» **Problem**
Without the pictures, repeat the listing character for character.

» **Input records**
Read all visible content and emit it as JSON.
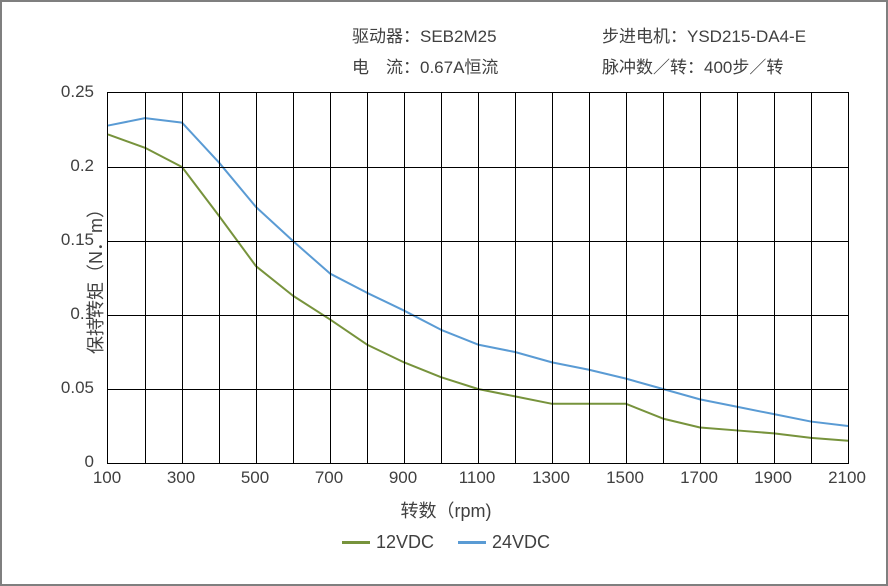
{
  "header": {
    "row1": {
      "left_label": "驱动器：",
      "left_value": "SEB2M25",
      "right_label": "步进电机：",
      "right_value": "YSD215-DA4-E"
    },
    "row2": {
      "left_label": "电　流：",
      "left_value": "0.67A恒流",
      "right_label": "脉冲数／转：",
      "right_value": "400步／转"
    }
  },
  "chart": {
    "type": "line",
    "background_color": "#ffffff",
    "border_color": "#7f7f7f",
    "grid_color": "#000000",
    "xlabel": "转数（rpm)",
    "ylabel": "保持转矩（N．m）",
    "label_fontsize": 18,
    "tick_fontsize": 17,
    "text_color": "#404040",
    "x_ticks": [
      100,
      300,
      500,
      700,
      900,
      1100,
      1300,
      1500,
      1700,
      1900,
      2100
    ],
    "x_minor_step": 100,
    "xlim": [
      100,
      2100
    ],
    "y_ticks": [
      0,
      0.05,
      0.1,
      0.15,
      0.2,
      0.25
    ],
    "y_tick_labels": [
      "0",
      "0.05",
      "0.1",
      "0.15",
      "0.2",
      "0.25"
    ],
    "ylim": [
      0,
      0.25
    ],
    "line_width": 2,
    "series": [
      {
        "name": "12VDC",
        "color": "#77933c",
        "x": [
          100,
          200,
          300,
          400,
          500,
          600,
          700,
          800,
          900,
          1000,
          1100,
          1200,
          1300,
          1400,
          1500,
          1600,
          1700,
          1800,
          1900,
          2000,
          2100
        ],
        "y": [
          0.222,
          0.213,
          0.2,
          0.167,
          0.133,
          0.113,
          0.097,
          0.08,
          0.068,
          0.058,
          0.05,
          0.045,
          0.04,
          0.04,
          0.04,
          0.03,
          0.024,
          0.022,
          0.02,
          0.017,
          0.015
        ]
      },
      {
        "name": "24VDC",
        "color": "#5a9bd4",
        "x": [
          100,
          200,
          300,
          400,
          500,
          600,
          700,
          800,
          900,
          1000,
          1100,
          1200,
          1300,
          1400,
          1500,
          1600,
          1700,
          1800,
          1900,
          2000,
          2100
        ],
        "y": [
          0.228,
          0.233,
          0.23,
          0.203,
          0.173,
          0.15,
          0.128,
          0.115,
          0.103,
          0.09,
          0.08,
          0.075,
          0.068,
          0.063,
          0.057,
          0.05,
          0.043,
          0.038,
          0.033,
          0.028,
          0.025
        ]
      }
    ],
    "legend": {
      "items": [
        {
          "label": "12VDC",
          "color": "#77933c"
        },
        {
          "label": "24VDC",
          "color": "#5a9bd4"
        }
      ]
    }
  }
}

» **Result of this exercise**
Read all visible content and emit it as JSON.
{
  "header": {
    "row1": {
      "left_label": "驱动器：",
      "left_value": "SEB2M25",
      "right_label": "步进电机：",
      "right_value": "YSD215-DA4-E"
    },
    "row2": {
      "left_label": "电　流：",
      "left_value": "0.67A恒流",
      "right_label": "脉冲数／转：",
      "right_value": "400步／转"
    }
  },
  "chart": {
    "type": "line",
    "background_color": "#ffffff",
    "border_color": "#7f7f7f",
    "grid_color": "#000000",
    "xlabel": "转数（rpm)",
    "ylabel": "保持转矩（N．m）",
    "label_fontsize": 18,
    "tick_fontsize": 17,
    "text_color": "#404040",
    "x_ticks": [
      100,
      300,
      500,
      700,
      900,
      1100,
      1300,
      1500,
      1700,
      1900,
      2100
    ],
    "x_minor_step": 100,
    "xlim": [
      100,
      2100
    ],
    "y_ticks": [
      0,
      0.05,
      0.1,
      0.15,
      0.2,
      0.25
    ],
    "y_tick_labels": [
      "0",
      "0.05",
      "0.1",
      "0.15",
      "0.2",
      "0.25"
    ],
    "ylim": [
      0,
      0.25
    ],
    "line_width": 2,
    "series": [
      {
        "name": "12VDC",
        "color": "#77933c",
        "x": [
          100,
          200,
          300,
          400,
          500,
          600,
          700,
          800,
          900,
          1000,
          1100,
          1200,
          1300,
          1400,
          1500,
          1600,
          1700,
          1800,
          1900,
          2000,
          2100
        ],
        "y": [
          0.222,
          0.213,
          0.2,
          0.167,
          0.133,
          0.113,
          0.097,
          0.08,
          0.068,
          0.058,
          0.05,
          0.045,
          0.04,
          0.04,
          0.04,
          0.03,
          0.024,
          0.022,
          0.02,
          0.017,
          0.015
        ]
      },
      {
        "name": "24VDC",
        "color": "#5a9bd4",
        "x": [
          100,
          200,
          300,
          400,
          500,
          600,
          700,
          800,
          900,
          1000,
          1100,
          1200,
          1300,
          1400,
          1500,
          1600,
          1700,
          1800,
          1900,
          2000,
          2100
        ],
        "y": [
          0.228,
          0.233,
          0.23,
          0.203,
          0.173,
          0.15,
          0.128,
          0.115,
          0.103,
          0.09,
          0.08,
          0.075,
          0.068,
          0.063,
          0.057,
          0.05,
          0.043,
          0.038,
          0.033,
          0.028,
          0.025
        ]
      }
    ],
    "legend": {
      "items": [
        {
          "label": "12VDC",
          "color": "#77933c"
        },
        {
          "label": "24VDC",
          "color": "#5a9bd4"
        }
      ]
    }
  }
}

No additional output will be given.